> _Objective_
Search the listing below for the word "χημειορόφηση" and copy each line that holds it.

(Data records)

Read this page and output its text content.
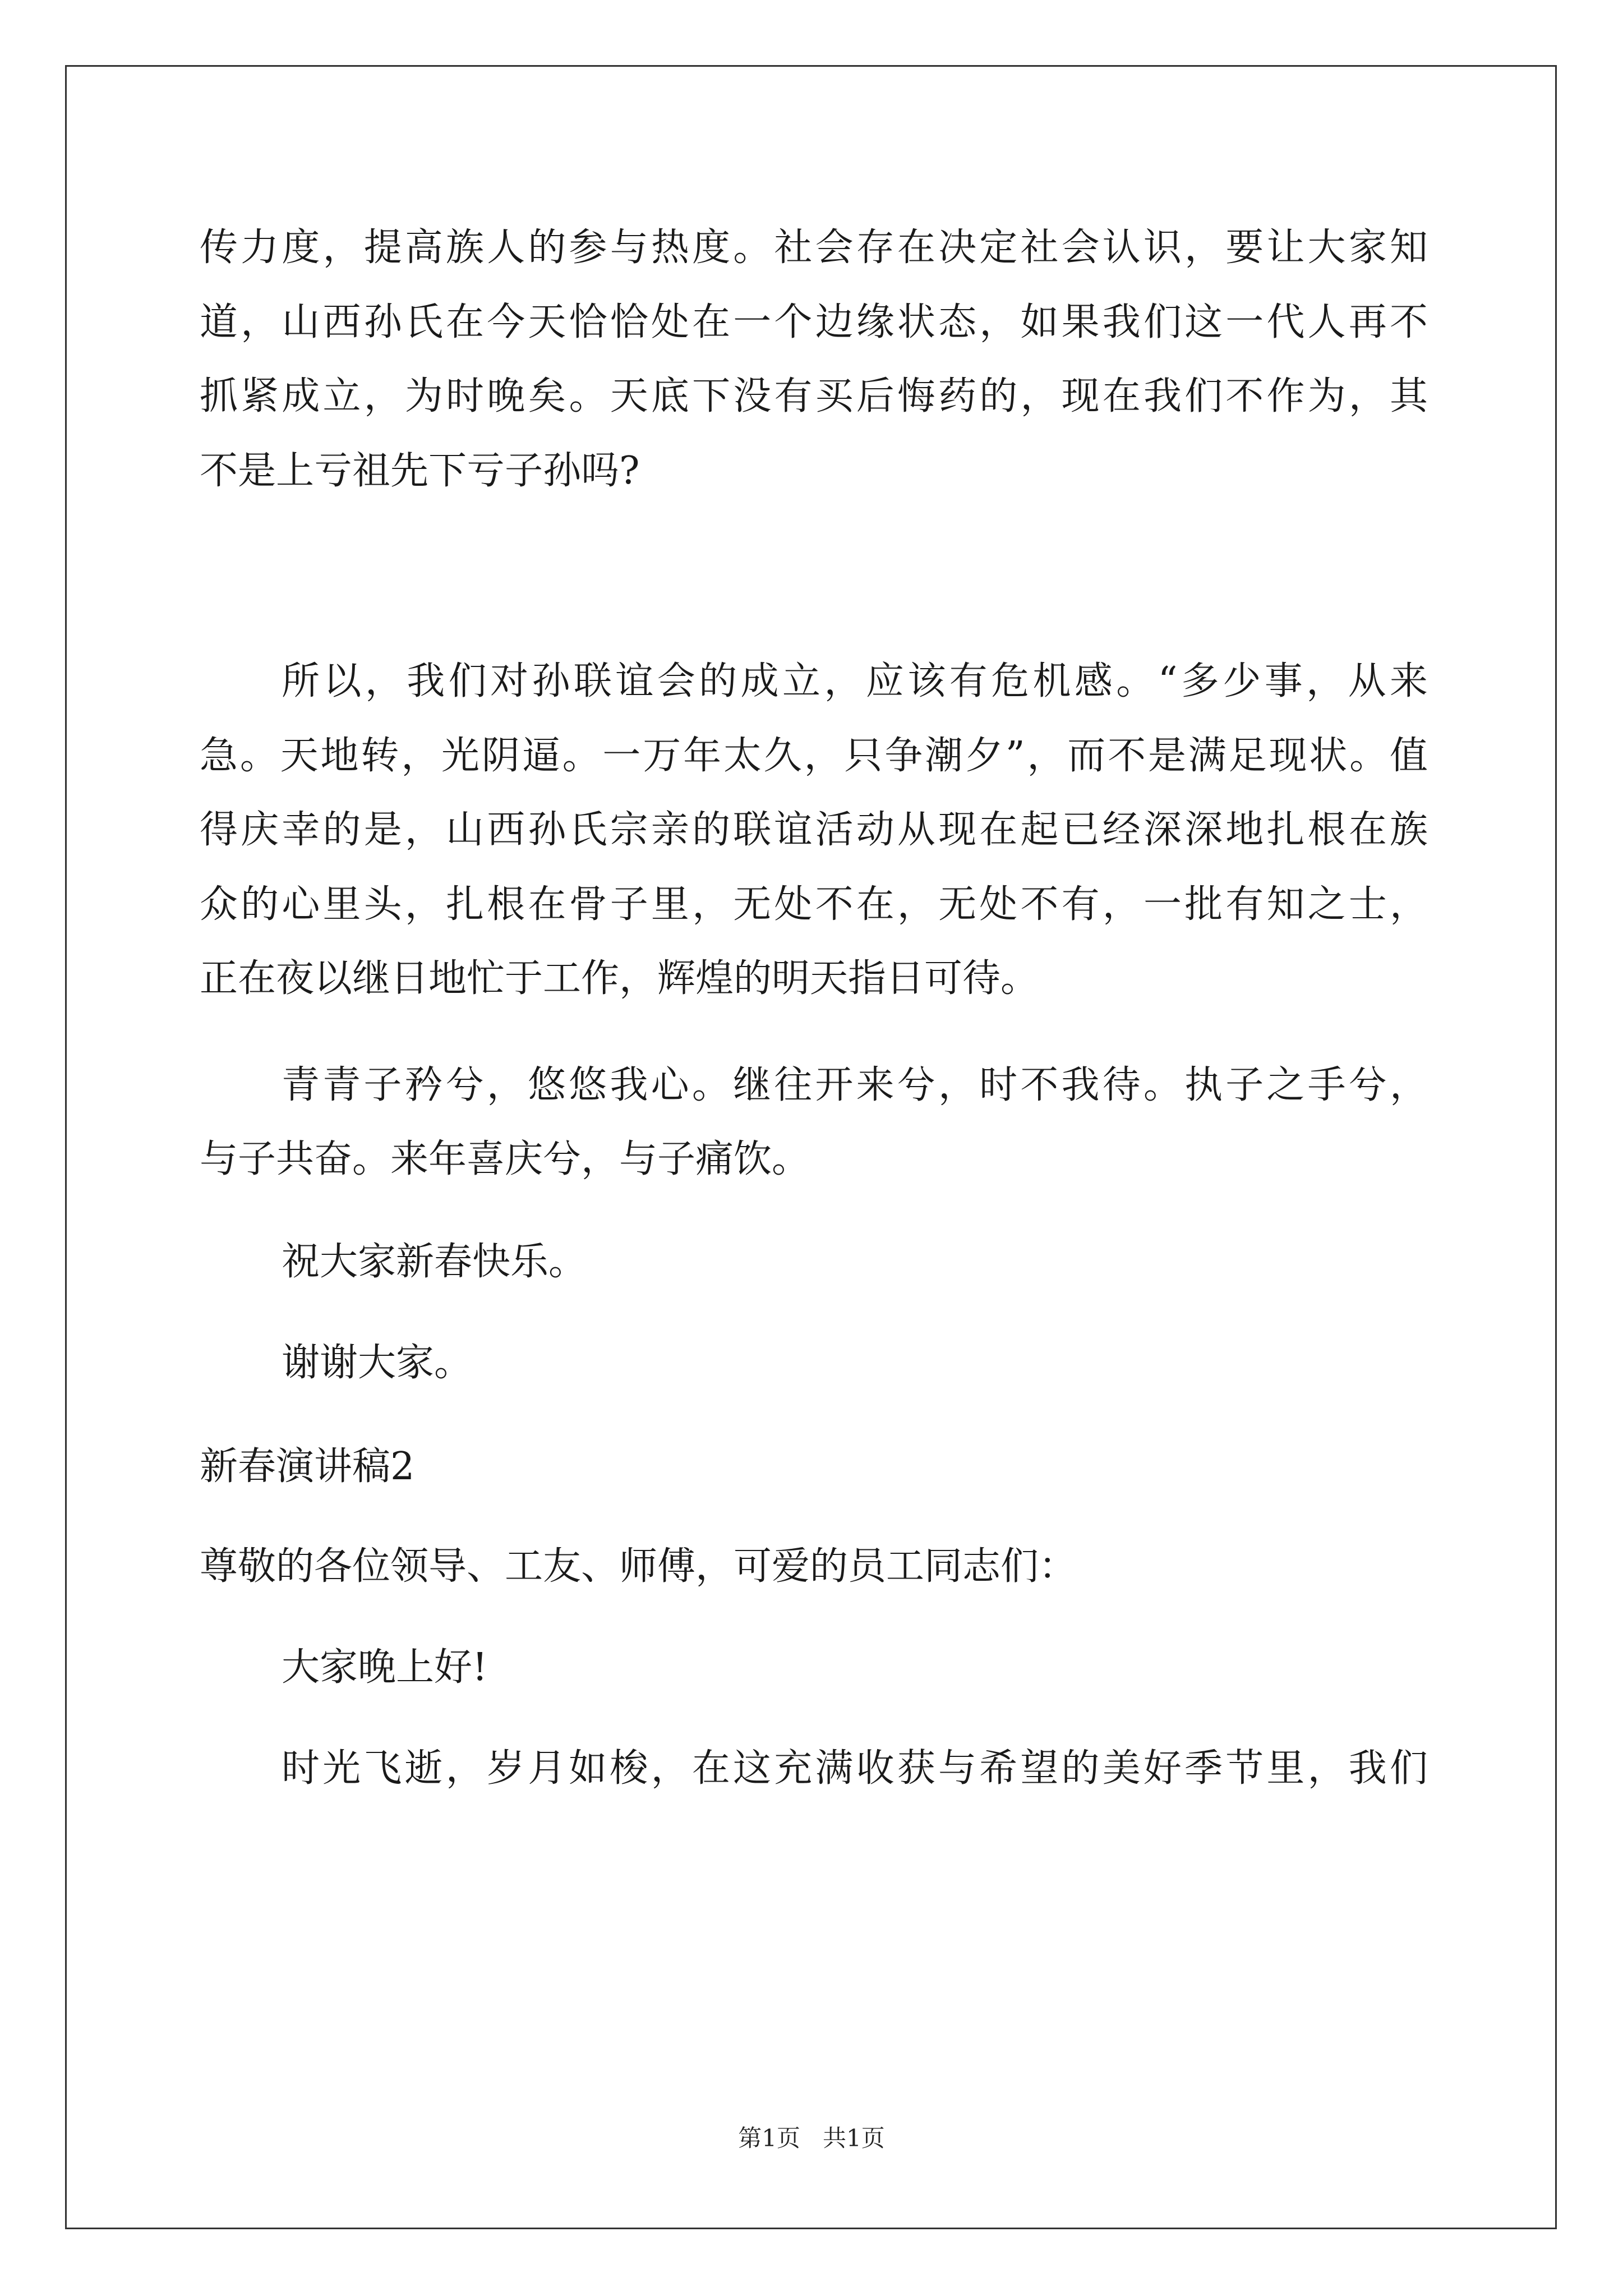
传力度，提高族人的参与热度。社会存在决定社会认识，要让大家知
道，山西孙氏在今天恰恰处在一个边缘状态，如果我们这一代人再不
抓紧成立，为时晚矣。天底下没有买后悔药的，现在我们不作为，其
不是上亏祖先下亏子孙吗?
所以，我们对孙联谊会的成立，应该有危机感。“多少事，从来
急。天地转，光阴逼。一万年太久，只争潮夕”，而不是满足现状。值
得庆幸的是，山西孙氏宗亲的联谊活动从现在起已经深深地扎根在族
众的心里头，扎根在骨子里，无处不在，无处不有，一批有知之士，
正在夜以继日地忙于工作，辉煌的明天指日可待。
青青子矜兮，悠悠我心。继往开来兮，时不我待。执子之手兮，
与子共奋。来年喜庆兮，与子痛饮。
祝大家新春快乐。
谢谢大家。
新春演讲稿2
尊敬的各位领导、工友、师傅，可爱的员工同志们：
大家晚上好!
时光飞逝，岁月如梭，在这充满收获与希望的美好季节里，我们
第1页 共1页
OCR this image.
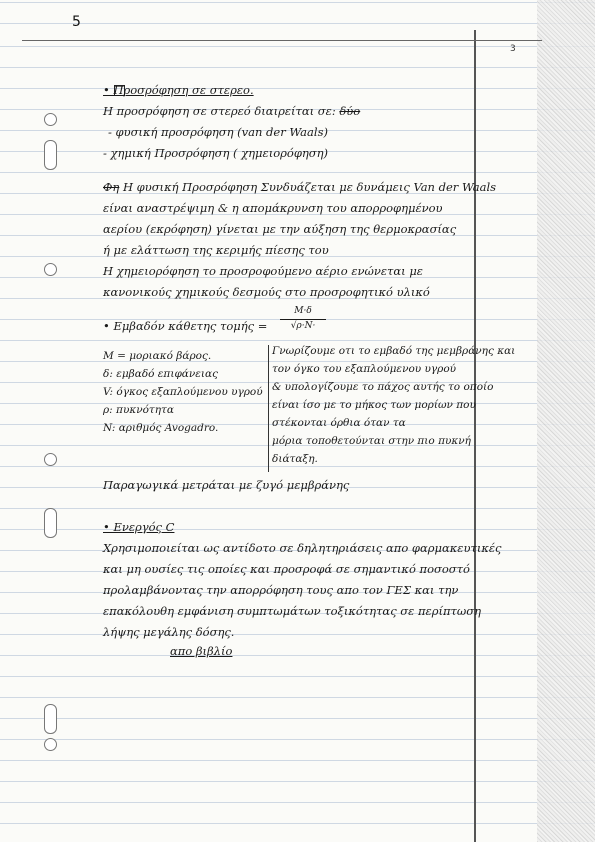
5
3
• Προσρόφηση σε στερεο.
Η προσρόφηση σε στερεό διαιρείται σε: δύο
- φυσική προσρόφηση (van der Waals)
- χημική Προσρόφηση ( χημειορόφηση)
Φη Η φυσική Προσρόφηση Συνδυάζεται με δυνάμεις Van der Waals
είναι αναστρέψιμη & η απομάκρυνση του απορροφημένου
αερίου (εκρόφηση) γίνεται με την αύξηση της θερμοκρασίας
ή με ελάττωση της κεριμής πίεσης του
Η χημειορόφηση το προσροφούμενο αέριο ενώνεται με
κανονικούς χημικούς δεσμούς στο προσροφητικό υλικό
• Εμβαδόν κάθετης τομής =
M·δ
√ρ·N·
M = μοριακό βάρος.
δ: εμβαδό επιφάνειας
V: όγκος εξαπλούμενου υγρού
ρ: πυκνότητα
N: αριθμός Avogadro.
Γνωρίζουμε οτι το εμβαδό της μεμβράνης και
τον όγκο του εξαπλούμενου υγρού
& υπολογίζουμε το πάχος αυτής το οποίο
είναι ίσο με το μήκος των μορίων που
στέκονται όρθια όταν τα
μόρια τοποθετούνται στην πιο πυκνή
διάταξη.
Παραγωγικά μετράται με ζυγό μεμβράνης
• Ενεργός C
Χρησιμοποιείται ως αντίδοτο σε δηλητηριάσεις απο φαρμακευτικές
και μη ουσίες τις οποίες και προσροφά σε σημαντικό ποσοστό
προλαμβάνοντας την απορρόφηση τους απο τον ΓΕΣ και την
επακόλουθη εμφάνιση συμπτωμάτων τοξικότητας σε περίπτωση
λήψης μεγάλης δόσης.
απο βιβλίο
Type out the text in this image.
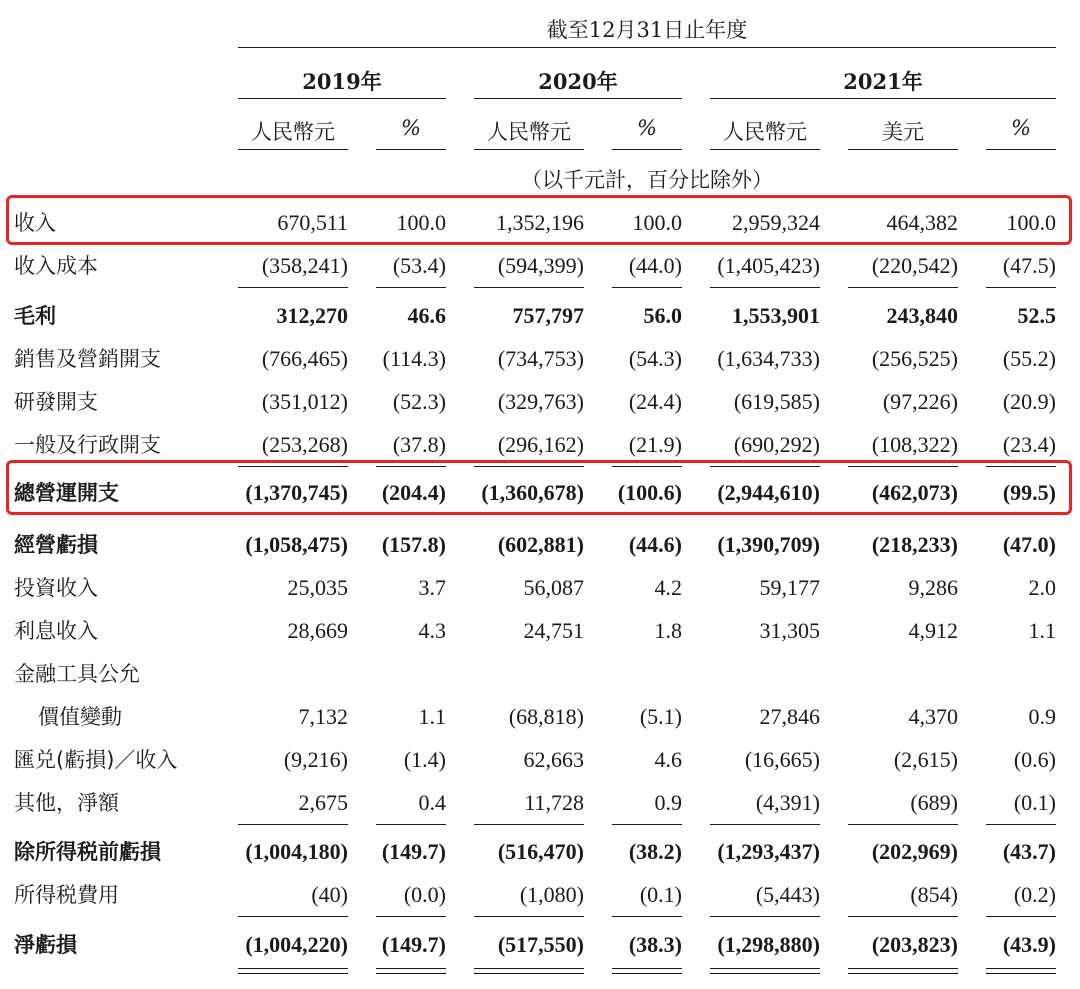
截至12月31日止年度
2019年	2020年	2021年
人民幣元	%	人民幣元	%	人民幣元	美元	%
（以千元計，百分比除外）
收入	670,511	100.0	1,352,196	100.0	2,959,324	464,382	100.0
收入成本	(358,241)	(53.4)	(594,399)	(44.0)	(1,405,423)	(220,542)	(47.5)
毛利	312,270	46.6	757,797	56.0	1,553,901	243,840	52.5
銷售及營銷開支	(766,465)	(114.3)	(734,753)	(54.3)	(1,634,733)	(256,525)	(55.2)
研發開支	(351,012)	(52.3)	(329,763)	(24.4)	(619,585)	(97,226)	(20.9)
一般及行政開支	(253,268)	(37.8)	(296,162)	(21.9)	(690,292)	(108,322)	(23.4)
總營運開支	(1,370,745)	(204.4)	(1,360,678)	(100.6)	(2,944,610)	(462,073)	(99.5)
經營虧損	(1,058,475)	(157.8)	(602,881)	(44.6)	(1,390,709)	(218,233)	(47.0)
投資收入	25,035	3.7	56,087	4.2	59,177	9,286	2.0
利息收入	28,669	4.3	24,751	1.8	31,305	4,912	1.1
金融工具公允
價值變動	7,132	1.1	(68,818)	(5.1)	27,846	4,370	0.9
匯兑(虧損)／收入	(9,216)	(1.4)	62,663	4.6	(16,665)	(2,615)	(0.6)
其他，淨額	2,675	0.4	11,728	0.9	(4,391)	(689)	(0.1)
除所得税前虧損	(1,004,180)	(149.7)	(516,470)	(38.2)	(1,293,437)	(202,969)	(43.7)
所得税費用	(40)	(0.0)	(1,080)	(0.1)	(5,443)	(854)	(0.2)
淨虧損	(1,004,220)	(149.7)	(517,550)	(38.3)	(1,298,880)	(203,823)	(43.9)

> _Output_
- χημική Προσρόφηση ( χημειορόφηση)
Η χημειορόφηση το προσροφούμενο αέριο ενώνεται με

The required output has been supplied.